Short problem: Which lines hold the word "styles"? Copy each of them.
'''
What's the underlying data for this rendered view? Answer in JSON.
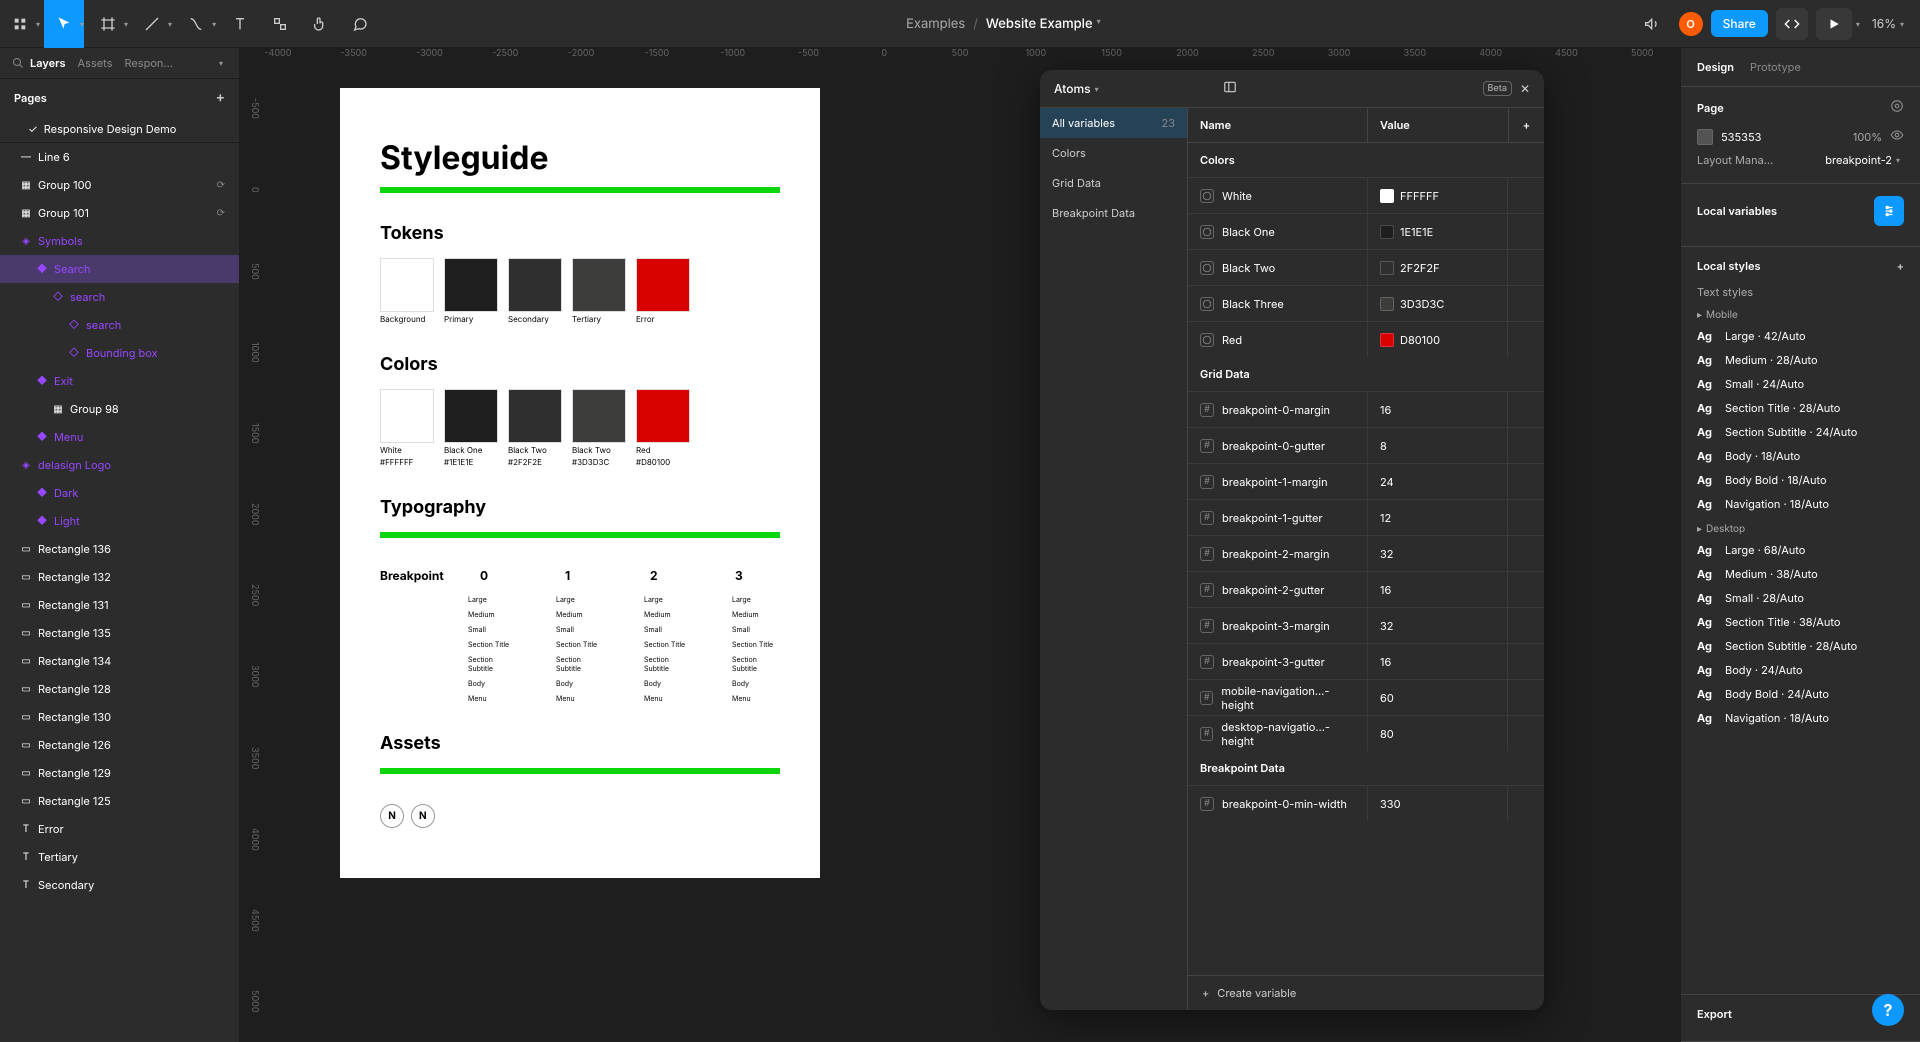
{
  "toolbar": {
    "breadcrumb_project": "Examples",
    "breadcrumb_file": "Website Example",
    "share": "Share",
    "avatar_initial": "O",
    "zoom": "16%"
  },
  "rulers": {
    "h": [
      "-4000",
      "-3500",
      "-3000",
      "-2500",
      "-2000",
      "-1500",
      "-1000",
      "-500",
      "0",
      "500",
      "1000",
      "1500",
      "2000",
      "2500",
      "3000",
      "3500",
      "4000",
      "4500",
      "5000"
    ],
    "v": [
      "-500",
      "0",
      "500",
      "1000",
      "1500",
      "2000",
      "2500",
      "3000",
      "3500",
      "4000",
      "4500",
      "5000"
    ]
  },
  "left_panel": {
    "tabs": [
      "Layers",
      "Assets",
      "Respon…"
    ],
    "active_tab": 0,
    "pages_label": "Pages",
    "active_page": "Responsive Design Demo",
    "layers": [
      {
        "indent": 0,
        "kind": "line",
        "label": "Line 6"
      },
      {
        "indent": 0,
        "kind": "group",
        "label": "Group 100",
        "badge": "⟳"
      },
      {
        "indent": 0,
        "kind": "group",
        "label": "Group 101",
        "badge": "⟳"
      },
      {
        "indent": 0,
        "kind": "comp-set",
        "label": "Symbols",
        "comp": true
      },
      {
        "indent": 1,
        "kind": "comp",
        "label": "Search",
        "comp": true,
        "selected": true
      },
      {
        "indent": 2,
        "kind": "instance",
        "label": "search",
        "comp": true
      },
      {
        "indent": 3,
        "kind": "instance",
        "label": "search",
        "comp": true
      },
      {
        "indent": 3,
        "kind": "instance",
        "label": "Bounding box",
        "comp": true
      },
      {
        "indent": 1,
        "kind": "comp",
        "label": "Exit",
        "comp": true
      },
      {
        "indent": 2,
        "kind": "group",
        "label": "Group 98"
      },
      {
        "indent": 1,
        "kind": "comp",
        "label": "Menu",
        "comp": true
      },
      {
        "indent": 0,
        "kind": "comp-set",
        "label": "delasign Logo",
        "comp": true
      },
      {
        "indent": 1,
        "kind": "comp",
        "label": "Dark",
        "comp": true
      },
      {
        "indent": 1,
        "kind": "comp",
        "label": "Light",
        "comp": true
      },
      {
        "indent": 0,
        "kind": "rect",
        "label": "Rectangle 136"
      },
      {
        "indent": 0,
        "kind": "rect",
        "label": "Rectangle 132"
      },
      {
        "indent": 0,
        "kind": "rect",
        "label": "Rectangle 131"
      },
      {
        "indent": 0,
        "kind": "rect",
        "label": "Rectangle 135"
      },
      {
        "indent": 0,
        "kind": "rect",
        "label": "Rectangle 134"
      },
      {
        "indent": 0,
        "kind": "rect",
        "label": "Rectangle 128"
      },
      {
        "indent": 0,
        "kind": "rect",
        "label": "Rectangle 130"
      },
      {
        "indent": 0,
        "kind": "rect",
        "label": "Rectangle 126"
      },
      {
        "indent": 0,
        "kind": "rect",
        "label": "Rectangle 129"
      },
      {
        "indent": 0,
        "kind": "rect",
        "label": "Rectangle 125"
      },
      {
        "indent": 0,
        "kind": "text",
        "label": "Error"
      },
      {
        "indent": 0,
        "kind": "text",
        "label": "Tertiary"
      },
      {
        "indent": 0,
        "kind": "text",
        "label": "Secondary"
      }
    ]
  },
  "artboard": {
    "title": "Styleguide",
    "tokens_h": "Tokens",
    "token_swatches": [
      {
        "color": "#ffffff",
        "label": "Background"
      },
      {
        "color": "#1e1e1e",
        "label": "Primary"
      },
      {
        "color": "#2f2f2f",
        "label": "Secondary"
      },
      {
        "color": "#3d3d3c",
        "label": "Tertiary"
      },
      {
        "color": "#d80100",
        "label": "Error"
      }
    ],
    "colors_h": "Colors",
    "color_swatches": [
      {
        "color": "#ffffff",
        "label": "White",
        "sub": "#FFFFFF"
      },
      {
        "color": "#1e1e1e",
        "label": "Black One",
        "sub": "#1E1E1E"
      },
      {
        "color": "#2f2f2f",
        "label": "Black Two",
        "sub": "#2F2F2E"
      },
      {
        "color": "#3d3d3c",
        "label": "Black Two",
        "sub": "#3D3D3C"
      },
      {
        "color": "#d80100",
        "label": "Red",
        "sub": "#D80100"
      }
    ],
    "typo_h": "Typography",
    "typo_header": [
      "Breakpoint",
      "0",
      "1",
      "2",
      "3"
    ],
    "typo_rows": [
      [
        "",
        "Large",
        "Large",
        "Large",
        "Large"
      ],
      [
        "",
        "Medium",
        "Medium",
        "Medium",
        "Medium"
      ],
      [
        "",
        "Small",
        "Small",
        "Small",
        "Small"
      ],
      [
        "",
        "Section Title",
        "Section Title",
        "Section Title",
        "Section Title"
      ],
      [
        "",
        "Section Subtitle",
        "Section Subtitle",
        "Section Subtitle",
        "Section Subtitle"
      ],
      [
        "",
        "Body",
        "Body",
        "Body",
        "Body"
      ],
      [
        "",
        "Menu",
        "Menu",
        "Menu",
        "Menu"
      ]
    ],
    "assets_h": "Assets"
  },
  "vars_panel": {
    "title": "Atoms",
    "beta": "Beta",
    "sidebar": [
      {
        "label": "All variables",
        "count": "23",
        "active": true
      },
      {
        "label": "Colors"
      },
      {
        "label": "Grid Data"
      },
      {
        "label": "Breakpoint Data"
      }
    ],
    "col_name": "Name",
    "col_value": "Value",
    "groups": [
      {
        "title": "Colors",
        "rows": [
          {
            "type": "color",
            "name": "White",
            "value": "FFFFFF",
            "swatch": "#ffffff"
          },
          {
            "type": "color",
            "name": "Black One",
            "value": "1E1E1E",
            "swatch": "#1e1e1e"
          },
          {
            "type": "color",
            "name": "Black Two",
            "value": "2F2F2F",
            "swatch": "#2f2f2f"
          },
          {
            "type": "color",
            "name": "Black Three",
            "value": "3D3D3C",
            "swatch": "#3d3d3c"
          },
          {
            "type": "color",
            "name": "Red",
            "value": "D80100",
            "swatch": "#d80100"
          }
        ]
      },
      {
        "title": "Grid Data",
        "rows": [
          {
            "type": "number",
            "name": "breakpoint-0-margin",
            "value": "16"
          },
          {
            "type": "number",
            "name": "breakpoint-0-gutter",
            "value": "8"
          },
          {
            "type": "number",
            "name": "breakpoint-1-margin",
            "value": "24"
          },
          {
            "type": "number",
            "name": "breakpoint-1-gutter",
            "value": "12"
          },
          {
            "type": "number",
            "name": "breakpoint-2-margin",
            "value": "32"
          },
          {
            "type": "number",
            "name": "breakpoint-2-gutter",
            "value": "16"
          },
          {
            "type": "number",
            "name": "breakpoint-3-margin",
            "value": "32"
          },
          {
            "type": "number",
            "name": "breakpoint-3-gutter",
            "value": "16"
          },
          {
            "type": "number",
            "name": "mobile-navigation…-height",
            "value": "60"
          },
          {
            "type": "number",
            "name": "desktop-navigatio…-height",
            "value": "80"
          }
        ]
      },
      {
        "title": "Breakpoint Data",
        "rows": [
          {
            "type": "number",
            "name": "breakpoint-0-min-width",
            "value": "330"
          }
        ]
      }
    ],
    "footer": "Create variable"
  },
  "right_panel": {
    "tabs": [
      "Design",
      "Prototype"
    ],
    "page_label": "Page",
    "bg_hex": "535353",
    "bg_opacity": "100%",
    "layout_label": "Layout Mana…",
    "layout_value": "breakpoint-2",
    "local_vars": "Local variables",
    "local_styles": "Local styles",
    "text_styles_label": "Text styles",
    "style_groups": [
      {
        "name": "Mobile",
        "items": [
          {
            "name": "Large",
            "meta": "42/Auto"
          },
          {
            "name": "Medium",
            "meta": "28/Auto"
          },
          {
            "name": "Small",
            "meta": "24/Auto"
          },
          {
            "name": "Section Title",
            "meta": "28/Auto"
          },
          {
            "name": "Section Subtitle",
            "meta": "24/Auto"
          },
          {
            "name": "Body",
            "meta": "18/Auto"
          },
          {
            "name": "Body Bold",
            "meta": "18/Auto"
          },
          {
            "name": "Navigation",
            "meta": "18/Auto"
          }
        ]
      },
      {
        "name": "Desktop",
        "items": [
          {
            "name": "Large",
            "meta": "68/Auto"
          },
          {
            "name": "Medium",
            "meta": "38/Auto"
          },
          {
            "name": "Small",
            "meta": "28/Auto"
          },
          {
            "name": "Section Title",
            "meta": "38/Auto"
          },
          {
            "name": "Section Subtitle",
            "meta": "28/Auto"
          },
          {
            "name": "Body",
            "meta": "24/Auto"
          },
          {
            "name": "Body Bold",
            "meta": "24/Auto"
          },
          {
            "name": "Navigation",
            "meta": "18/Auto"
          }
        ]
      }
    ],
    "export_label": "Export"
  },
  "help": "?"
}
'''
'''
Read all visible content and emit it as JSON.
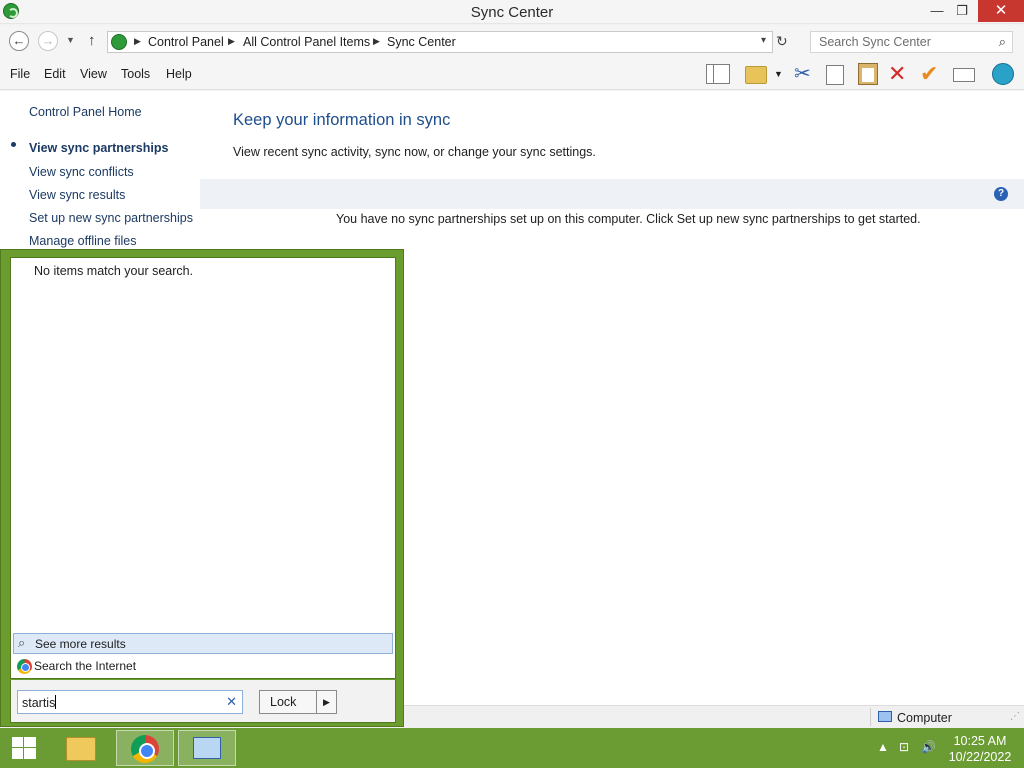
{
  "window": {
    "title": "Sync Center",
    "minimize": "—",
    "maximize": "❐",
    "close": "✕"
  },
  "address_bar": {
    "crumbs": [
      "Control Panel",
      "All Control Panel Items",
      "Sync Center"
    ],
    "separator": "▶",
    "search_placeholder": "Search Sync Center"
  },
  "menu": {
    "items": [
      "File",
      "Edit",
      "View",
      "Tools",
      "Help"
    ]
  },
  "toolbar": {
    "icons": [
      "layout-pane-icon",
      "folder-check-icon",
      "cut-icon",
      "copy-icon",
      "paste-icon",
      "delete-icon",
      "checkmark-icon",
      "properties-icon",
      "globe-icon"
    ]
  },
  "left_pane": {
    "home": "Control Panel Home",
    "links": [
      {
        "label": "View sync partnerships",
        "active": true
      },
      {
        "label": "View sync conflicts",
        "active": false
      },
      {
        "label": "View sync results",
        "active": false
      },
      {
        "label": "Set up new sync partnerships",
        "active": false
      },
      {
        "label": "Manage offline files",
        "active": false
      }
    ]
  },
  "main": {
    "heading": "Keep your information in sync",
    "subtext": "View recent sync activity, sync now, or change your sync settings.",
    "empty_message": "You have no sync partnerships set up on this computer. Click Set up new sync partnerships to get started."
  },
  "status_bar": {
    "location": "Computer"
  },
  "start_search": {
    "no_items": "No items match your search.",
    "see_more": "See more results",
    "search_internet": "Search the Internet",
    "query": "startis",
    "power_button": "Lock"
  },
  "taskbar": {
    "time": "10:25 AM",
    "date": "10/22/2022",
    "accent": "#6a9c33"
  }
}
'''
Full answer:
    "local_styles": "Local styles",
    "text_styles_label": "Text styles",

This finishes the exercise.